---------- Records for the task

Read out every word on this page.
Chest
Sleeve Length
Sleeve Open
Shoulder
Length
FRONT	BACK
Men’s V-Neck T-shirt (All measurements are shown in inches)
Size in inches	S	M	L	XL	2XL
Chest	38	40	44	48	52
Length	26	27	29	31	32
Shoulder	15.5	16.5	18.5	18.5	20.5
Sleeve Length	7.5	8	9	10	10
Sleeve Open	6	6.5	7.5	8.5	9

--------------------

Look through the data and gather every line with the string "Sleeve" in it.

In response =
Sleeve Length
Sleeve Open
Sleeve Length	7.5	8	9	10	10
Sleeve Open	6	6.5	7.5	8.5	9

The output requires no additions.